DIRECTIONS:
- 1) Condense the paragraph beginning "This is a clever use of the motif" in the children's literature text below into a short bulleted list that keeps its main facts.
- 2) Using the children's literature text below, answer each question in a few words:
(a) Whose fantasy worlds does the text call exciting and terrifying?
(b) According to Zipes, what is magic used to do instead of deceiving us?
(c) What quoted phrase does the text say the outside is, after all?

This is a clever use of the motif common to folk tales and much, later children’s literature in which adventures happen away from adults, in a place of greater freedom – freedom to experience peril and to find resolution independent of adult intervention. It is worth noting that similar freedoms can be found in pedagogical literature advocating outdoor play, where risk and uncertainty can be seen as more possible in the nursery garden than inside (Stephenson 2002) “Magic,” as Zipes notes (1983, p 172), “is used paradoxically not to deceive us but to enlighten us.”
It would be too easy to send a lot of time in the exciting, terrifying fantasy worlds of Maurice Sendak – if only because he has been so much discussed. Is this ‘outside’ terrifying because of the breakdown he was experiencing while writing it? Is Ida’s coming outside so fraught with peril because for Sendak as a gay man, he felt menaced by his own coming out? The outside is, after all, “Where the Wild Things Are.”

PROVIDED RECORDS:
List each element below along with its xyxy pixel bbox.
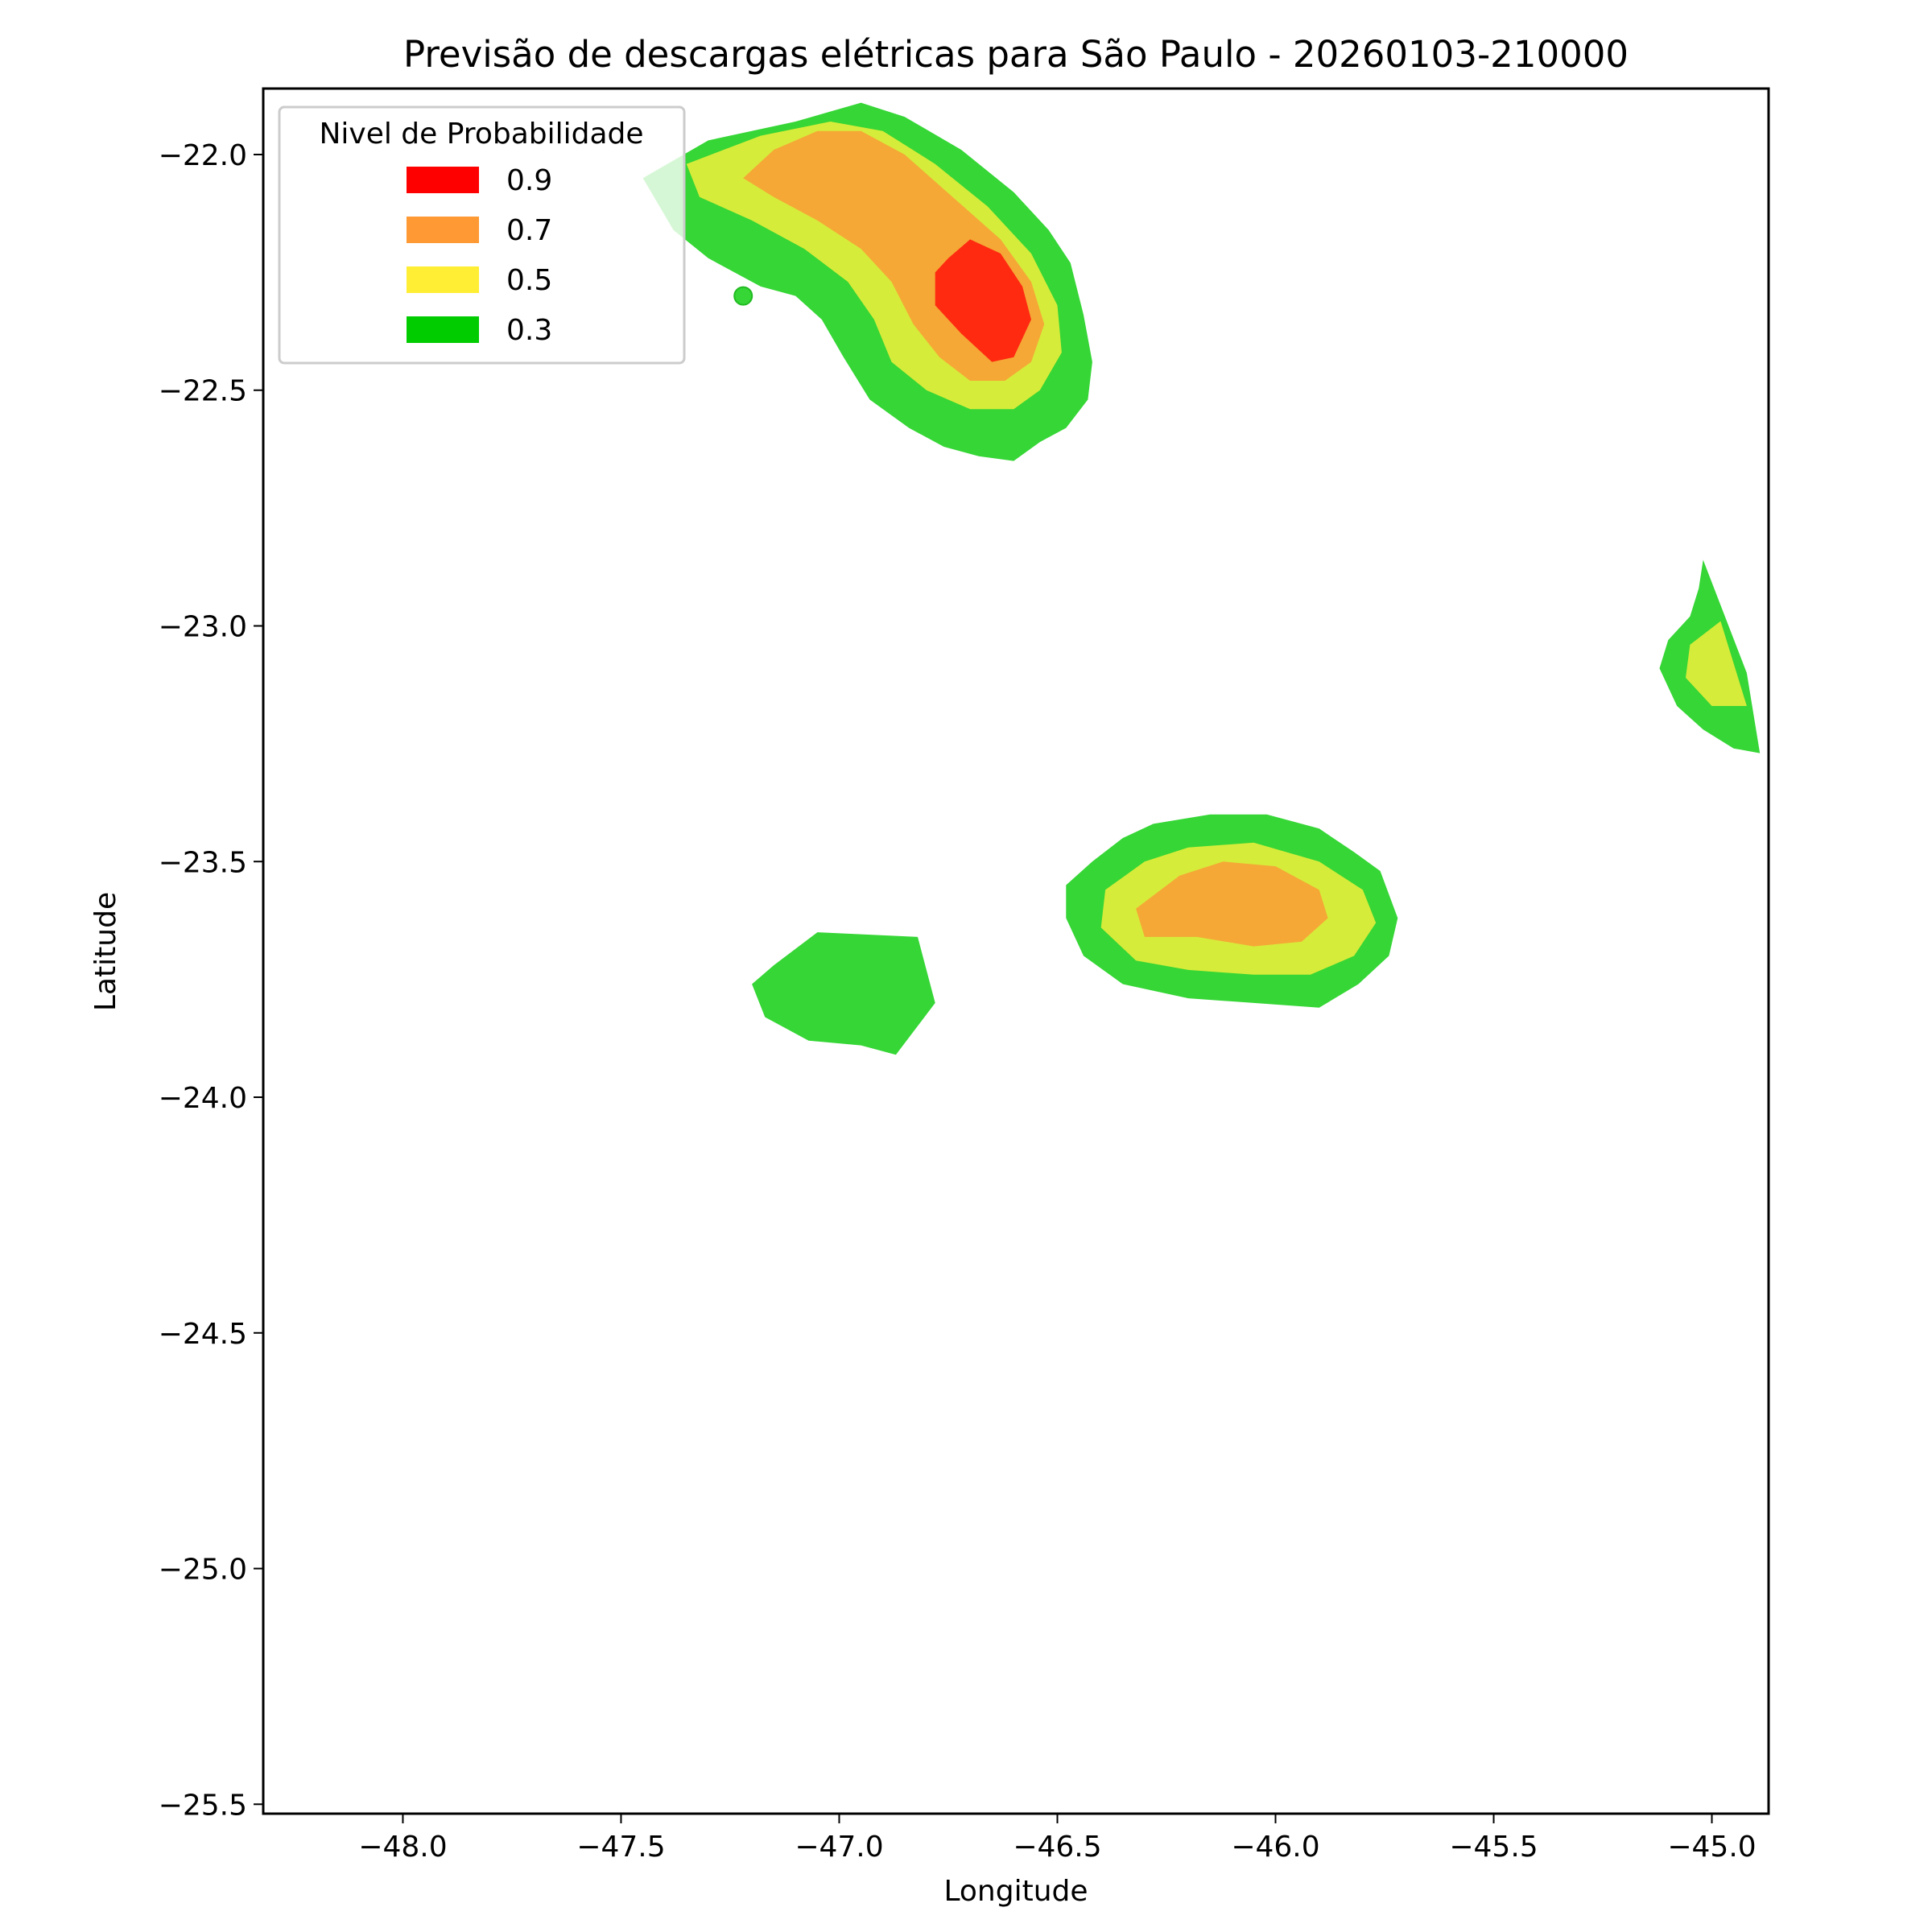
contour-level-0-9 [935,239,1031,362]
plot-frame [262,87,1770,1815]
legend-label: 0.9 [506,164,552,197]
y-tick-label: −25.0 [159,1554,247,1587]
plot-area [642,102,1761,1055]
legend-box [278,105,686,365]
y-tick-label: −23.0 [159,610,247,643]
sao-paulo-cell [1066,814,1398,1008]
chart-title: Previsão de descargas elétricas para São… [403,33,1629,76]
x-axis: −48.0 −47.5 −47.0 −46.5 −46.0 −45.5 −45.0 [358,1814,1757,1864]
y-tick-label: −23.5 [159,846,247,879]
santos-cell [752,932,935,1055]
x-tick-label: −45.0 [1667,1831,1756,1864]
east-cell [1659,559,1761,753]
x-tick-label: −48.0 [358,1831,447,1864]
legend-label: 0.5 [506,264,552,297]
legend-label: 0.7 [506,214,552,247]
y-tick-label: −24.0 [159,1082,247,1115]
x-tick-label: −45.5 [1449,1831,1538,1864]
campinas-cell [642,102,1092,461]
legend-title: Nivel de Probabilidade [319,118,643,151]
contour-level-0-7 [1136,861,1328,947]
legend: Nivel de Probabilidade 0.9 0.7 0.5 0.3 [278,105,686,365]
y-tick-label: −24.5 [159,1318,247,1351]
x-tick-label: −46.0 [1231,1831,1319,1864]
legend-label: 0.3 [506,314,552,347]
contour-level-0-3 [752,932,935,1055]
legend-swatch [407,266,479,293]
x-tick-label: −46.5 [1013,1831,1101,1864]
point-marker [733,286,753,306]
contour-level-0-5 [1686,621,1747,706]
legend-swatch [407,316,479,343]
y-tick-label: −25.5 [159,1789,247,1822]
y-tick-label: −22.0 [159,139,247,172]
legend-swatch [407,217,479,243]
y-axis: −22.0 −22.5 −23.0 −23.5 −24.0 −24.5 −25.0 −25.5 [159,139,263,1822]
x-axis-label: Longitude [943,1875,1088,1908]
x-tick-label: −47.0 [795,1831,883,1864]
legend-swatch [407,167,479,193]
y-axis-label: Latitude [89,892,122,1011]
y-tick-label: −22.5 [159,375,247,408]
x-tick-label: −47.5 [576,1831,665,1864]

SOLUTIONS BY TASK:
- 1)
- It uses a motif common to folk tales and much later children's literature: adventures happen away from adults, in a place of greater freedom.
- That freedom allows peril to be experienced and resolved without adult intervention.
- Pedagogical literature advocating outdoor play shows similar freedoms, where risk and uncertainty can be seen as more possible in the nursery garden than inside (Stephenson 2002).
- Zipes (1983, p 172) notes that magic is used paradoxically, not to deceive but to enlighten.

- 2)
(a) Maurice Sendak's
(b) To enlighten us
(c) "Where the Wild Things Are"